TASK PROMPT:
Repeat all of the records verbatim.

Records of document pages

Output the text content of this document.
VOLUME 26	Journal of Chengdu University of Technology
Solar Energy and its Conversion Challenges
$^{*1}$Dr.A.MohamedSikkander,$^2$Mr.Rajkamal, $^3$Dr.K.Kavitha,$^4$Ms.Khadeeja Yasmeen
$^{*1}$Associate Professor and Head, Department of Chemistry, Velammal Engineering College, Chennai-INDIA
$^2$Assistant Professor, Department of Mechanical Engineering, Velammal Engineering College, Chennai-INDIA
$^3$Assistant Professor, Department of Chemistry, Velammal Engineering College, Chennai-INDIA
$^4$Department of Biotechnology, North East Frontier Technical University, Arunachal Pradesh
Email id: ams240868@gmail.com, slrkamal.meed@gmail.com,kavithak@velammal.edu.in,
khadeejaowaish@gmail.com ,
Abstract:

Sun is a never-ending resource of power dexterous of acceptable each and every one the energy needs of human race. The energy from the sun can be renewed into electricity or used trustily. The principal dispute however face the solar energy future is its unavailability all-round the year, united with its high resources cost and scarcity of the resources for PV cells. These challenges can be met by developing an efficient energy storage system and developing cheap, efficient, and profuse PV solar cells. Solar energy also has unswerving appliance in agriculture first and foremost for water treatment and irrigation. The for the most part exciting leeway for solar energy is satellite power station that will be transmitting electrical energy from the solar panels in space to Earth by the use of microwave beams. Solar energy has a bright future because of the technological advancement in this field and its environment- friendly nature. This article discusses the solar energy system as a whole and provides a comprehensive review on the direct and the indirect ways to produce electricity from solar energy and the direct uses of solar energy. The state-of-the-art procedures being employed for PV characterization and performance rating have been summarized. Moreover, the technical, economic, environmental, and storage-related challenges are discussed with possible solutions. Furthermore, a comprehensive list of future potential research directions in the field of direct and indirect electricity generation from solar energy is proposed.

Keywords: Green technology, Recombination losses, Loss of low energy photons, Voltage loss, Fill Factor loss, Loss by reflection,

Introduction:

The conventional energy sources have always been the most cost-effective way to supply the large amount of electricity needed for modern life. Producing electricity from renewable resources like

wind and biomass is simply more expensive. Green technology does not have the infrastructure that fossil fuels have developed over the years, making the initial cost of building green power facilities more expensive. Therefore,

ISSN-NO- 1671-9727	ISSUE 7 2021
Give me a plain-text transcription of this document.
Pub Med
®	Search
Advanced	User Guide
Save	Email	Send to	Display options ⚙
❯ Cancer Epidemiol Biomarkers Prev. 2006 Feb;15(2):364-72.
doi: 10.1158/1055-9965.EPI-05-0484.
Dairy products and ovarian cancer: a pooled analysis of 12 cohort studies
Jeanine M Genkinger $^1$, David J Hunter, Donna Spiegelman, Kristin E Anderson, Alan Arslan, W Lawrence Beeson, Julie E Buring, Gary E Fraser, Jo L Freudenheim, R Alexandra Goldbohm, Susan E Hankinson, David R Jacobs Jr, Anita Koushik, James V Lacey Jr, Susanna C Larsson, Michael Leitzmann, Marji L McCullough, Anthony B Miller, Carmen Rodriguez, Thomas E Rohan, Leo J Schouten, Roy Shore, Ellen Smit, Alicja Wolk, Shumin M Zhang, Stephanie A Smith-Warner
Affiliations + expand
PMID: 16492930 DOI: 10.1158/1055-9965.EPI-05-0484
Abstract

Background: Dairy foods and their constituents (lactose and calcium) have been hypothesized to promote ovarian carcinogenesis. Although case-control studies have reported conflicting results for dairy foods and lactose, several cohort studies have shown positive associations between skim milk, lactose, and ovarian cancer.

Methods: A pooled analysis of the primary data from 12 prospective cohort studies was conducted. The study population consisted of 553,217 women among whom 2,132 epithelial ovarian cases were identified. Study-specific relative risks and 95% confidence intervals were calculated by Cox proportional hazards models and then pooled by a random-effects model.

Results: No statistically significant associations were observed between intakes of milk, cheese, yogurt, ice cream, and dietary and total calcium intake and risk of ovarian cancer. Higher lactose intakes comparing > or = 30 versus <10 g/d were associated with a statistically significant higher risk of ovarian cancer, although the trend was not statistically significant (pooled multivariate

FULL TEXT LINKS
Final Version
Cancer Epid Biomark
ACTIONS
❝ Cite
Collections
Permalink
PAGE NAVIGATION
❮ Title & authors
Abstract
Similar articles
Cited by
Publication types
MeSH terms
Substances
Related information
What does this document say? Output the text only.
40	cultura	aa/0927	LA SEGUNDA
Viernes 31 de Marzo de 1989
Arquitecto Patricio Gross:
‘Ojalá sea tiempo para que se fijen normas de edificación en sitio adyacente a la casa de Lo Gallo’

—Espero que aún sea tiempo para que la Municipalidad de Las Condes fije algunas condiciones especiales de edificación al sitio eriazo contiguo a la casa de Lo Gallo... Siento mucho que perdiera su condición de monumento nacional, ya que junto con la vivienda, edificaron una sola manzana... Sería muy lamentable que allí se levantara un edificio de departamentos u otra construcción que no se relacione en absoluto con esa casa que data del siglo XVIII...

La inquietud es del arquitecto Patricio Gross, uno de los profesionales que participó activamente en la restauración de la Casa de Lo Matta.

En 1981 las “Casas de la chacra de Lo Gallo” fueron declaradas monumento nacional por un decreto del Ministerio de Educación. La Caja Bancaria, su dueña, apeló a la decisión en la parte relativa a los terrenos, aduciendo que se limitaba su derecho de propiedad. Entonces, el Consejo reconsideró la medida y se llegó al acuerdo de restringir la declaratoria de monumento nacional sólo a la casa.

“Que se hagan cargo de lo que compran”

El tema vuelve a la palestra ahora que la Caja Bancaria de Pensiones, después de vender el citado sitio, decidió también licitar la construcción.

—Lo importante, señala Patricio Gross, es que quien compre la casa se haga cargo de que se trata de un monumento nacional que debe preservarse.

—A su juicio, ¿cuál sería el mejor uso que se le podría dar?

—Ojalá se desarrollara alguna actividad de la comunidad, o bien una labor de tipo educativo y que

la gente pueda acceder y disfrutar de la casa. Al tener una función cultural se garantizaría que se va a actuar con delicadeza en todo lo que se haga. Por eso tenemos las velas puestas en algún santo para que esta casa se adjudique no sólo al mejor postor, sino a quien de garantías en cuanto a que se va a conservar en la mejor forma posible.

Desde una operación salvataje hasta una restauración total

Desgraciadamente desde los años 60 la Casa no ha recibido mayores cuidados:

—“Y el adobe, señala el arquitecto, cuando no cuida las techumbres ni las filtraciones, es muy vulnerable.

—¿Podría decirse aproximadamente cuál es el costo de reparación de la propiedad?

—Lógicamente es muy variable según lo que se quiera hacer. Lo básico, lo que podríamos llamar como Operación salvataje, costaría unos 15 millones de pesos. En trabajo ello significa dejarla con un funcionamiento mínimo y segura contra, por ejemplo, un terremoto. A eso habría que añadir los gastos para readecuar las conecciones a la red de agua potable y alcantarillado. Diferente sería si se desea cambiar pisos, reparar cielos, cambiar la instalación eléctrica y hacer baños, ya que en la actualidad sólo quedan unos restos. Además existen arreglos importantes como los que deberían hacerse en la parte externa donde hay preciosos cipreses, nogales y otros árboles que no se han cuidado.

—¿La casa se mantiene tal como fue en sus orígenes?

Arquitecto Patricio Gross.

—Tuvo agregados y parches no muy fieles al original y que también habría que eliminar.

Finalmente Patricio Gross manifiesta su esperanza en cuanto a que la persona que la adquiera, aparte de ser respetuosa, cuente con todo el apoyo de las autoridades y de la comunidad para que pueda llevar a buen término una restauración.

RESULT FOR THIS TASK:
Output the text content of this document.
VOLUME 26	Journal of Chengdu University of Technology
Solar Energy and its Conversion Challenges
$^{*1}$Dr.A.MohamedSikkander,$^2$Mr.Rajkamal, $^3$Dr.K.Kavitha,$^4$Ms.Khadeeja Yasmeen
$^{*1}$Associate Professor and Head, Department of Chemistry, Velammal Engineering College, Chennai-INDIA
$^2$Assistant Professor, Department of Mechanical Engineering, Velammal Engineering College, Chennai-INDIA
$^3$Assistant Professor, Department of Chemistry, Velammal Engineering College, Chennai-INDIA
$^4$Department of Biotechnology, North East Frontier Technical University, Arunachal Pradesh
Email id: ams240868@gmail.com, slrkamal.meed@gmail.com,kavithak@velammal.edu.in,
khadeejaowaish@gmail.com ,
Abstract:

Sun is a never-ending resource of power dexterous of acceptable each and every one the energy needs of human race. The energy from the sun can be renewed into electricity or used trustily. The principal dispute however face the solar energy future is its unavailability all-round the year, united with its high resources cost and scarcity of the resources for PV cells. These challenges can be met by developing an efficient energy storage system and developing cheap, efficient, and profuse PV solar cells. Solar energy also has unswerving appliance in agriculture first and foremost for water treatment and irrigation. The for the most part exciting leeway for solar energy is satellite power station that will be transmitting electrical energy from the solar panels in space to Earth by the use of microwave beams. Solar energy has a bright future because of the technological advancement in this field and its environment- friendly nature. This article discusses the solar energy system as a whole and provides a comprehensive review on the direct and the indirect ways to produce electricity from solar energy and the direct uses of solar energy. The state-of-the-art procedures being employed for PV characterization and performance rating have been summarized. Moreover, the technical, economic, environmental, and storage-related challenges are discussed with possible solutions. Furthermore, a comprehensive list of future potential research directions in the field of direct and indirect electricity generation from solar energy is proposed.

Keywords: Green technology, Recombination losses, Loss of low energy photons, Voltage loss, Fill Factor loss, Loss by reflection,

Introduction:

The conventional energy sources have always been the most cost-effective way to supply the large amount of electricity needed for modern life. Producing electricity from renewable resources like

wind and biomass is simply more expensive. Green technology does not have the infrastructure that fossil fuels have developed over the years, making the initial cost of building green power facilities more expensive. Therefore,

ISSN-NO- 1671-9727	ISSUE 7 2021
Give me a plain-text transcription of this document.
Pub Med
®	Search
Advanced	User Guide
Save	Email	Send to	Display options ⚙
❯ Cancer Epidemiol Biomarkers Prev. 2006 Feb;15(2):364-72.
doi: 10.1158/1055-9965.EPI-05-0484.
Dairy products and ovarian cancer: a pooled analysis of 12 cohort studies
Jeanine M Genkinger $^1$, David J Hunter, Donna Spiegelman, Kristin E Anderson, Alan Arslan, W Lawrence Beeson, Julie E Buring, Gary E Fraser, Jo L Freudenheim, R Alexandra Goldbohm, Susan E Hankinson, David R Jacobs Jr, Anita Koushik, James V Lacey Jr, Susanna C Larsson, Michael Leitzmann, Marji L McCullough, Anthony B Miller, Carmen Rodriguez, Thomas E Rohan, Leo J Schouten, Roy Shore, Ellen Smit, Alicja Wolk, Shumin M Zhang, Stephanie A Smith-Warner
Affiliations + expand
PMID: 16492930 DOI: 10.1158/1055-9965.EPI-05-0484
Abstract

Background: Dairy foods and their constituents (lactose and calcium) have been hypothesized to promote ovarian carcinogenesis. Although case-control studies have reported conflicting results for dairy foods and lactose, several cohort studies have shown positive associations between skim milk, lactose, and ovarian cancer.

Methods: A pooled analysis of the primary data from 12 prospective cohort studies was conducted. The study population consisted of 553,217 women among whom 2,132 epithelial ovarian cases were identified. Study-specific relative risks and 95% confidence intervals were calculated by Cox proportional hazards models and then pooled by a random-effects model.

Results: No statistically significant associations were observed between intakes of milk, cheese, yogurt, ice cream, and dietary and total calcium intake and risk of ovarian cancer. Higher lactose intakes comparing > or = 30 versus <10 g/d were associated with a statistically significant higher risk of ovarian cancer, although the trend was not statistically significant (pooled multivariate

FULL TEXT LINKS
Final Version
Cancer Epid Biomark
ACTIONS
❝ Cite
Collections
Permalink
PAGE NAVIGATION
❮ Title & authors
Abstract
Similar articles
Cited by
Publication types
MeSH terms
Substances
Related information
What does this document say? Output the text only.
40	cultura	aa/0927	LA SEGUNDA
Viernes 31 de Marzo de 1989
Arquitecto Patricio Gross:
‘Ojalá sea tiempo para que se fijen normas de edificación en sitio adyacente a la casa de Lo Gallo’

—Espero que aún sea tiempo para que la Municipalidad de Las Condes fije algunas condiciones especiales de edificación al sitio eriazo contiguo a la casa de Lo Gallo... Siento mucho que perdiera su condición de monumento nacional, ya que junto con la vivienda, edificaron una sola manzana... Sería muy lamentable que allí se levantara un edificio de departamentos u otra construcción que no se relacione en absoluto con esa casa que data del siglo XVIII...

La inquietud es del arquitecto Patricio Gross, uno de los profesionales que participó activamente en la restauración de la Casa de Lo Matta.

En 1981 las “Casas de la chacra de Lo Gallo” fueron declaradas monumento nacional por un decreto del Ministerio de Educación. La Caja Bancaria, su dueña, apeló a la decisión en la parte relativa a los terrenos, aduciendo que se limitaba su derecho de propiedad. Entonces, el Consejo reconsideró la medida y se llegó al acuerdo de restringir la declaratoria de monumento nacional sólo a la casa.

“Que se hagan cargo de lo que compran”

El tema vuelve a la palestra ahora que la Caja Bancaria de Pensiones, después de vender el citado sitio, decidió también licitar la construcción.

—Lo importante, señala Patricio Gross, es que quien compre la casa se haga cargo de que se trata de un monumento nacional que debe preservarse.

—A su juicio, ¿cuál sería el mejor uso que se le podría dar?

—Ojalá se desarrollara alguna actividad de la comunidad, o bien una labor de tipo educativo y que

la gente pueda acceder y disfrutar de la casa. Al tener una función cultural se garantizaría que se va a actuar con delicadeza en todo lo que se haga. Por eso tenemos las velas puestas en algún santo para que esta casa se adjudique no sólo al mejor postor, sino a quien de garantías en cuanto a que se va a conservar en la mejor forma posible.

Desde una operación salvataje hasta una restauración total

Desgraciadamente desde los años 60 la Casa no ha recibido mayores cuidados:

—“Y el adobe, señala el arquitecto, cuando no cuida las techumbres ni las filtraciones, es muy vulnerable.

—¿Podría decirse aproximadamente cuál es el costo de reparación de la propiedad?

—Lógicamente es muy variable según lo que se quiera hacer. Lo básico, lo que podríamos llamar como Operación salvataje, costaría unos 15 millones de pesos. En trabajo ello significa dejarla con un funcionamiento mínimo y segura contra, por ejemplo, un terremoto. A eso habría que añadir los gastos para readecuar las conecciones a la red de agua potable y alcantarillado. Diferente sería si se desea cambiar pisos, reparar cielos, cambiar la instalación eléctrica y hacer baños, ya que en la actualidad sólo quedan unos restos. Además existen arreglos importantes como los que deberían hacerse en la parte externa donde hay preciosos cipreses, nogales y otros árboles que no se han cuidado.

—¿La casa se mantiene tal como fue en sus orígenes?

Arquitecto Patricio Gross.

—Tuvo agregados y parches no muy fieles al original y que también habría que eliminar.

Finalmente Patricio Gross manifiesta su esperanza en cuanto a que la persona que la adquiera, aparte de ser respetuosa, cuente con todo el apoyo de las autoridades y de la comunidad para que pueda llevar a buen término una restauración.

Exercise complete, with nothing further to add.